**OBJECTIVE**
Can you copy out the listing below with every "check-icon" swapped for "tick-icon", leaving everything else unchanged and omitting the pictures?

**DATA LINES**
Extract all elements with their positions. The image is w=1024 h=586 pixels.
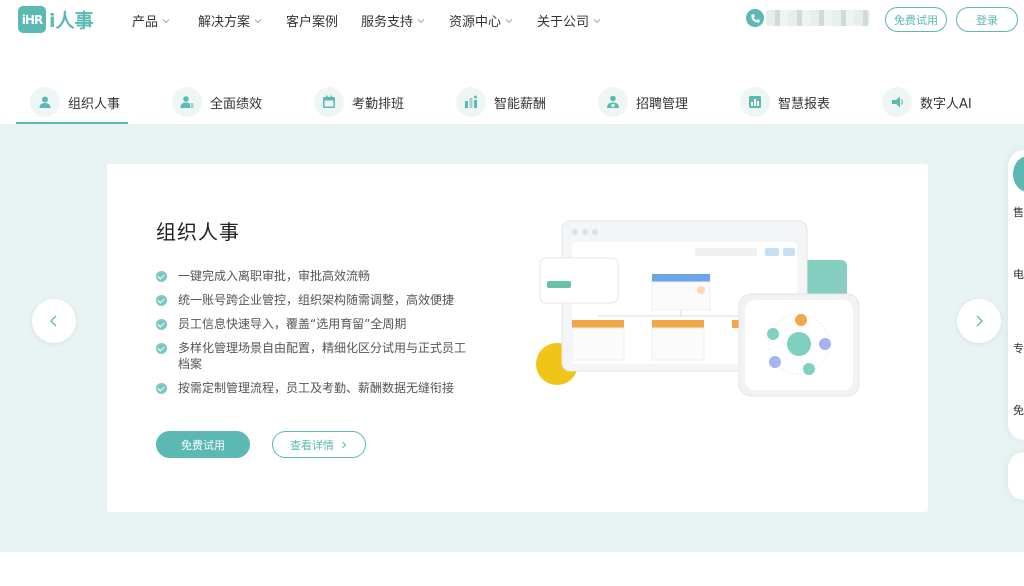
tab-label: 智慧报表: [778, 96, 831, 112]
side-item-expert[interactable]: 专: [1013, 340, 1024, 356]
check-icon: [156, 383, 167, 394]
user-icon: [30, 87, 60, 117]
chevron-left-icon: [50, 315, 57, 327]
performance-icon: [172, 87, 202, 117]
calendar-icon: [314, 87, 344, 117]
nav-item-resources[interactable]: 资源中心: [449, 11, 537, 30]
nav-item-label: 客户案例: [286, 15, 339, 30]
nav-item-label: 产品: [132, 15, 159, 30]
chevron-down-icon: [417, 18, 425, 23]
hero-free-trial-button[interactable]: 免费试用: [156, 431, 250, 458]
check-icon: [156, 319, 167, 330]
logo-badge: iHR: [18, 6, 46, 33]
nav-item-label: 服务支持: [361, 15, 414, 30]
side-item-phone[interactable]: 电: [1013, 266, 1024, 282]
nav-item-label: 解决方案: [198, 15, 251, 30]
logo-text: i人事: [49, 10, 94, 32]
report-icon: [740, 87, 770, 117]
feature-item: 一键完成入离职审批，审批高效流畅: [156, 268, 486, 284]
view-details-button[interactable]: 查看详情: [272, 431, 366, 458]
tab-performance[interactable]: 全面绩效: [172, 80, 262, 124]
view-details-label: 查看详情: [290, 438, 334, 452]
nav-item-cases[interactable]: 客户案例: [286, 11, 361, 30]
carousel-next-button[interactable]: [957, 299, 1001, 343]
chevron-down-icon: [593, 18, 601, 23]
carousel-prev-button[interactable]: [32, 299, 76, 343]
tab-reports[interactable]: 智慧报表: [740, 80, 830, 124]
chevron-right-icon: [342, 441, 347, 448]
chevron-down-icon: [505, 18, 513, 23]
tab-org-hr[interactable]: 组织人事: [30, 80, 120, 124]
feature-item: 按需定制管理流程，员工及考勤、薪酬数据无缝衔接: [156, 380, 486, 396]
nav-item-products[interactable]: 产品: [132, 11, 198, 30]
feature-item: 多样化管理场景自由配置，精细化区分试用与正式员工档案: [156, 340, 471, 372]
nav-item-label: 资源中心: [449, 15, 502, 30]
check-icon: [156, 295, 167, 306]
product-tabs: 组织人事 全面绩效 考勤排班 智能薪酬 招聘管理 智慧报表 数字人AI: [0, 80, 1024, 124]
nav-item-solutions[interactable]: 解决方案: [198, 11, 286, 30]
chevron-down-icon: [254, 18, 262, 23]
tab-label: 招聘管理: [636, 96, 689, 112]
nav-item-support[interactable]: 服务支持: [361, 11, 449, 30]
main-menu: 产品 解决方案 客户案例 服务支持 资源中心 关于公司: [132, 11, 617, 30]
card-title: 组织人事: [156, 220, 240, 244]
side-item-sales[interactable]: 售: [1013, 204, 1024, 220]
product-illustration: [536, 220, 860, 397]
feature-text: 一键完成入离职审批，审批高效流畅: [178, 269, 371, 283]
tab-label: 考勤排班: [352, 96, 405, 112]
chevron-down-icon: [162, 18, 170, 23]
tab-label: 组织人事: [68, 96, 121, 112]
feature-item: 员工信息快速导入，覆盖“选用育留”全周期: [156, 316, 486, 332]
tab-digital-human-ai[interactable]: 数字人AI: [882, 80, 972, 124]
salary-icon: [456, 87, 486, 117]
tab-recruitment[interactable]: 招聘管理: [598, 80, 688, 124]
tab-label: 数字人AI: [920, 96, 972, 112]
side-item-trial[interactable]: 免: [1013, 402, 1024, 418]
phone-icon: [746, 9, 764, 27]
feature-item: 统一账号跨企业管控，组织架构随需调整，高效便捷: [156, 292, 486, 308]
nav-item-label: 关于公司: [537, 15, 590, 30]
nav-item-about[interactable]: 关于公司: [537, 11, 617, 30]
feature-text: 多样化管理场景自由配置，精细化区分试用与正式员工档案: [178, 341, 467, 371]
chevron-right-icon: [976, 315, 983, 327]
free-trial-button[interactable]: 免费试用: [885, 7, 947, 32]
check-icon: [156, 343, 167, 354]
phone-number-redacted: [766, 10, 870, 26]
login-button[interactable]: 登录: [956, 7, 1018, 32]
tab-label: 智能薪酬: [494, 96, 547, 112]
tab-label: 全面绩效: [210, 96, 263, 112]
back-to-top-button[interactable]: [1008, 452, 1024, 500]
tab-salary[interactable]: 智能薪酬: [456, 80, 546, 124]
top-navigation: iHR i人事 产品 解决方案 客户案例 服务支持 资源中心 关于公司 免费试用…: [0, 0, 1024, 40]
check-icon: [156, 271, 167, 282]
feature-card: 组织人事 一键完成入离职审批，审批高效流畅 统一账号跨企业管控，组织架构随需调整…: [107, 164, 928, 512]
tab-attendance[interactable]: 考勤排班: [314, 80, 404, 124]
support-avatar-icon: [1013, 156, 1024, 192]
brand-logo[interactable]: iHR i人事: [18, 6, 94, 33]
side-contact-panel: 售 电 专 免: [1008, 150, 1024, 440]
hotline[interactable]: [746, 9, 870, 27]
ai-icon: [882, 87, 912, 117]
feature-text: 统一账号跨企业管控，组织架构随需调整，高效便捷: [178, 293, 455, 307]
recruit-icon: [598, 87, 628, 117]
feature-list: 一键完成入离职审批，审批高效流畅 统一账号跨企业管控，组织架构随需调整，高效便捷…: [156, 268, 486, 396]
feature-text: 员工信息快速导入，覆盖“选用育留”全周期: [178, 317, 407, 331]
feature-text: 按需定制管理流程，员工及考勤、薪酬数据无缝衔接: [178, 381, 455, 395]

**WRITTEN SOLUTION**
Extract all elements with their positions. The image is w=1024 h=586 pixels.
tab-label: 智慧报表: [778, 96, 831, 112]
side-item-expert[interactable]: 专: [1013, 340, 1024, 356]
tick-icon: [156, 383, 167, 394]
user-icon: [30, 87, 60, 117]
chevron-left-icon: [50, 315, 57, 327]
performance-icon: [172, 87, 202, 117]
calendar-icon: [314, 87, 344, 117]
nav-item-resources[interactable]: 资源中心: [449, 11, 537, 30]
nav-item-label: 客户案例: [286, 15, 339, 30]
nav-item-label: 产品: [132, 15, 159, 30]
chevron-down-icon: [417, 18, 425, 23]
hero-free-trial-button[interactable]: 免费试用: [156, 431, 250, 458]
tick-icon: [156, 319, 167, 330]
logo-badge: iHR: [18, 6, 46, 33]
nav-item-label: 服务支持: [361, 15, 414, 30]
side-item-phone[interactable]: 电: [1013, 266, 1024, 282]
nav-item-label: 解决方案: [198, 15, 251, 30]
logo-text: i人事: [49, 10, 94, 32]
report-icon: [740, 87, 770, 117]
feature-item: 一键完成入离职审批，审批高效流畅: [156, 268, 486, 284]
view-details-button[interactable]: 查看详情: [272, 431, 366, 458]
tab-performance[interactable]: 全面绩效: [172, 80, 262, 124]
view-details-label: 查看详情: [290, 438, 334, 452]
nav-item-cases[interactable]: 客户案例: [286, 11, 361, 30]
carousel-next-button[interactable]: [957, 299, 1001, 343]
chevron-down-icon: [593, 18, 601, 23]
carousel-prev-button[interactable]: [32, 299, 76, 343]
tab-reports[interactable]: 智慧报表: [740, 80, 830, 124]
chevron-right-icon: [342, 441, 347, 448]
chevron-down-icon: [505, 18, 513, 23]
tab-org-hr[interactable]: 组织人事: [30, 80, 120, 124]
feature-item: 按需定制管理流程，员工及考勤、薪酬数据无缝衔接: [156, 380, 486, 396]
nav-item-products[interactable]: 产品: [132, 11, 198, 30]
feature-item: 多样化管理场景自由配置，精细化区分试用与正式员工档案: [156, 340, 471, 372]
nav-item-label: 资源中心: [449, 15, 502, 30]
tick-icon: [156, 295, 167, 306]
product-tabs: 组织人事 全面绩效 考勤排班 智能薪酬 招聘管理 智慧报表 数字人AI: [0, 80, 1024, 124]
nav-item-solutions[interactable]: 解决方案: [198, 11, 286, 30]
chevron-down-icon: [254, 18, 262, 23]
tab-label: 招聘管理: [636, 96, 689, 112]
nav-item-support[interactable]: 服务支持: [361, 11, 449, 30]
main-menu: 产品 解决方案 客户案例 服务支持 资源中心 关于公司: [132, 11, 617, 30]
card-title: 组织人事: [156, 220, 240, 244]
side-item-sales[interactable]: 售: [1013, 204, 1024, 220]
product-illustration: [536, 220, 860, 397]
feature-text: 一键完成入离职审批，审批高效流畅: [178, 269, 371, 283]
tab-label: 考勤排班: [352, 96, 405, 112]
chevron-down-icon: [162, 18, 170, 23]
tab-label: 组织人事: [68, 96, 121, 112]
feature-item: 员工信息快速导入，覆盖“选用育留”全周期: [156, 316, 486, 332]
tab-digital-human-ai[interactable]: 数字人AI: [882, 80, 972, 124]
salary-icon: [456, 87, 486, 117]
tab-recruitment[interactable]: 招聘管理: [598, 80, 688, 124]
tab-label: 数字人AI: [920, 96, 972, 112]
side-item-trial[interactable]: 免: [1013, 402, 1024, 418]
phone-icon: [746, 9, 764, 27]
feature-item: 统一账号跨企业管控，组织架构随需调整，高效便捷: [156, 292, 486, 308]
nav-item-label: 关于公司: [537, 15, 590, 30]
nav-item-about[interactable]: 关于公司: [537, 11, 617, 30]
feature-text: 多样化管理场景自由配置，精细化区分试用与正式员工档案: [178, 341, 467, 371]
chevron-right-icon: [976, 315, 983, 327]
free-trial-button[interactable]: 免费试用: [885, 7, 947, 32]
tick-icon: [156, 343, 167, 354]
phone-number-redacted: [766, 10, 870, 26]
login-button[interactable]: 登录: [956, 7, 1018, 32]
tab-label: 智能薪酬: [494, 96, 547, 112]
tab-label: 全面绩效: [210, 96, 263, 112]
back-to-top-button[interactable]: [1008, 452, 1024, 500]
tab-salary[interactable]: 智能薪酬: [456, 80, 546, 124]
top-navigation: iHR i人事 产品 解决方案 客户案例 服务支持 资源中心 关于公司 免费试用…: [0, 0, 1024, 40]
tick-icon: [156, 271, 167, 282]
feature-card: 组织人事 一键完成入离职审批，审批高效流畅 统一账号跨企业管控，组织架构随需调整…: [107, 164, 928, 512]
tab-attendance[interactable]: 考勤排班: [314, 80, 404, 124]
support-avatar-icon: [1013, 156, 1024, 192]
brand-logo[interactable]: iHR i人事: [18, 6, 94, 33]
side-contact-panel: 售 电 专 免: [1008, 150, 1024, 440]
hotline[interactable]: [746, 9, 870, 27]
ai-icon: [882, 87, 912, 117]
feature-text: 统一账号跨企业管控，组织架构随需调整，高效便捷: [178, 293, 455, 307]
recruit-icon: [598, 87, 628, 117]
feature-list: 一键完成入离职审批，审批高效流畅 统一账号跨企业管控，组织架构随需调整，高效便捷…: [156, 268, 486, 396]
feature-text: 员工信息快速导入，覆盖“选用育留”全周期: [178, 317, 407, 331]
feature-text: 按需定制管理流程，员工及考勤、薪酬数据无缝衔接: [178, 381, 455, 395]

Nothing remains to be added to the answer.